• **Written instruction**
Take each line containing the word "décoction" and copy it.

═══ Excerpted data

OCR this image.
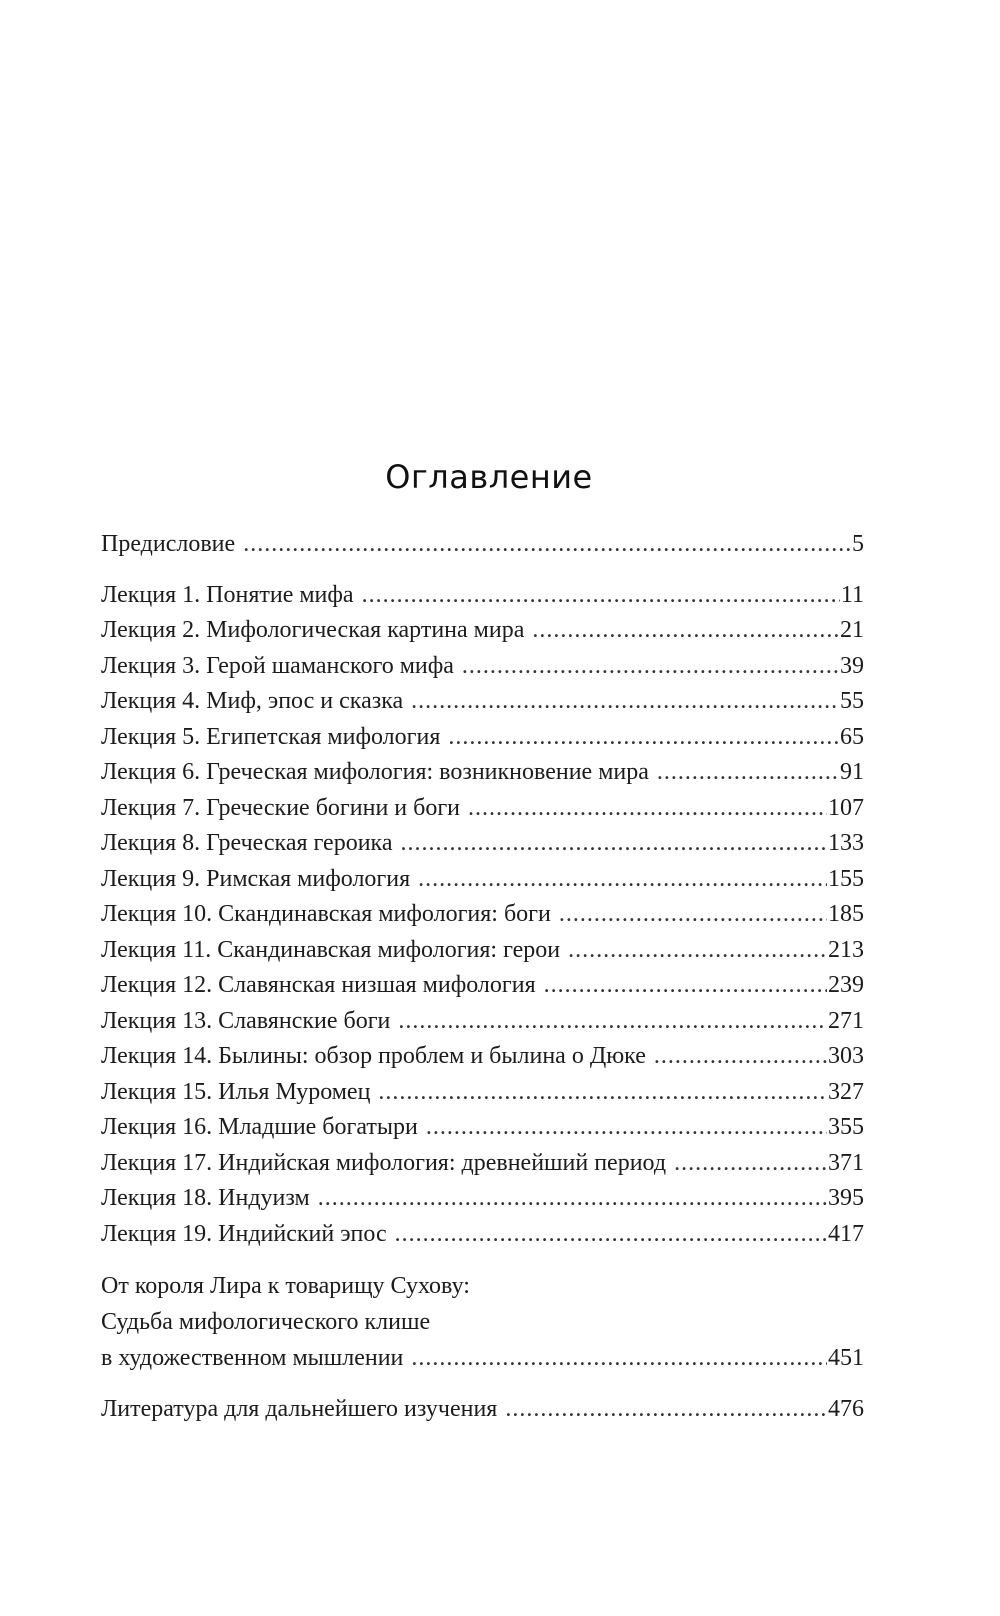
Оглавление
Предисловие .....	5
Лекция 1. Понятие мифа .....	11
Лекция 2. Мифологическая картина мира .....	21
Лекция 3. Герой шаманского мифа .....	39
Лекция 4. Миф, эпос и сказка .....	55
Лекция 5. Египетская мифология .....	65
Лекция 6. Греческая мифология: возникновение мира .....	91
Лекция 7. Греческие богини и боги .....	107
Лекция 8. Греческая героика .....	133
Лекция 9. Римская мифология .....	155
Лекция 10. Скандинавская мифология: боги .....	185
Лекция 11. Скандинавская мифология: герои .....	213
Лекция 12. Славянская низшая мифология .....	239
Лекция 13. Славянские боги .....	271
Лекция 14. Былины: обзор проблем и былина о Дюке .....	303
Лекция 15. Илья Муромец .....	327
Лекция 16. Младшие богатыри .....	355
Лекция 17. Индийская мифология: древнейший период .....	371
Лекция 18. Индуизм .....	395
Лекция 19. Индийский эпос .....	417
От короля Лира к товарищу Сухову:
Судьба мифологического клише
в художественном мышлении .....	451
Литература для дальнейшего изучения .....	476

══════
═══ Excerpted data

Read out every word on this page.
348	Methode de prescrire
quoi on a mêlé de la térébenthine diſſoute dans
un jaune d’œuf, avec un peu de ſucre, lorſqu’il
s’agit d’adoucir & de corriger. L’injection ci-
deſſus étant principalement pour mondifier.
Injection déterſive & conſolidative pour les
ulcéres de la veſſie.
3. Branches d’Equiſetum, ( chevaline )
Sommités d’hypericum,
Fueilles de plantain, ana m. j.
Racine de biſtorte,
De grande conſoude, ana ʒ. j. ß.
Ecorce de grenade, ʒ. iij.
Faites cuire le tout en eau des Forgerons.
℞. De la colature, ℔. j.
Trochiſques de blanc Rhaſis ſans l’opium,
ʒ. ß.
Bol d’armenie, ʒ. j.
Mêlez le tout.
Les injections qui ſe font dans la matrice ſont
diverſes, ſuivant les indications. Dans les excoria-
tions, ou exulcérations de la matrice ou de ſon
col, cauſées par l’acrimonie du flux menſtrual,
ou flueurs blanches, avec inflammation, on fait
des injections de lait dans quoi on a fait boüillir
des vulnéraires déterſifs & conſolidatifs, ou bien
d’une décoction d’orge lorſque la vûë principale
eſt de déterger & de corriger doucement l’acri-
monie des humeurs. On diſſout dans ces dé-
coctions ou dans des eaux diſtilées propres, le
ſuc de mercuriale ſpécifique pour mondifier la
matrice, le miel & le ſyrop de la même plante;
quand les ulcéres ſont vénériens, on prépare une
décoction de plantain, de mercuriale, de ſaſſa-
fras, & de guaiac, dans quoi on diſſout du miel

══════
═══ Excerpted data

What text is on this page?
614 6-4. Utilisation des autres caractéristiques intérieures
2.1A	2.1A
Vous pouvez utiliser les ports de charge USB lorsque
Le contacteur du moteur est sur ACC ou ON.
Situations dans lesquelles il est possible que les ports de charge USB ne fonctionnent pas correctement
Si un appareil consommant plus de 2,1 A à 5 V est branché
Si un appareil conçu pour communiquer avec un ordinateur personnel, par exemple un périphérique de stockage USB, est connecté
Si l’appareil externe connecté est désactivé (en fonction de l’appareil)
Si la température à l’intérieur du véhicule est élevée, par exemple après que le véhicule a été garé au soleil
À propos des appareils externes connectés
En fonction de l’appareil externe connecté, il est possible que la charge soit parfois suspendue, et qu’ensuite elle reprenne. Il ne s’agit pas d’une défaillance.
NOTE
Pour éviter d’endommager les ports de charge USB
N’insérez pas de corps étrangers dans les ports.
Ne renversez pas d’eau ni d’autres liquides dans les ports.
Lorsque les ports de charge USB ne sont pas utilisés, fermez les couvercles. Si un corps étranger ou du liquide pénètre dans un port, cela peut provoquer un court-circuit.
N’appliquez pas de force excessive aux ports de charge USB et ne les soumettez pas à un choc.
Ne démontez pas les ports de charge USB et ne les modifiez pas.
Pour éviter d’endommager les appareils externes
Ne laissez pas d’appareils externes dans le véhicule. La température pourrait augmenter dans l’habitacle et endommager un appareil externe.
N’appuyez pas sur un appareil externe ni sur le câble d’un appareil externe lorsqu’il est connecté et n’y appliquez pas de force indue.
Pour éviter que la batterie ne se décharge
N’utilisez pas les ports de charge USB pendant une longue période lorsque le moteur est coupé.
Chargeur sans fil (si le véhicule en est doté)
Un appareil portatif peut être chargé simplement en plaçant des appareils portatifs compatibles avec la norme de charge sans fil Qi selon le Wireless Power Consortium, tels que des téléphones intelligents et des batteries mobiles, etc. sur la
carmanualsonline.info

══════

• **Task answer**
d’une décoction d’orge lorſque la vûë principale
décoction de plantain, de mercuriale, de ſaſſa-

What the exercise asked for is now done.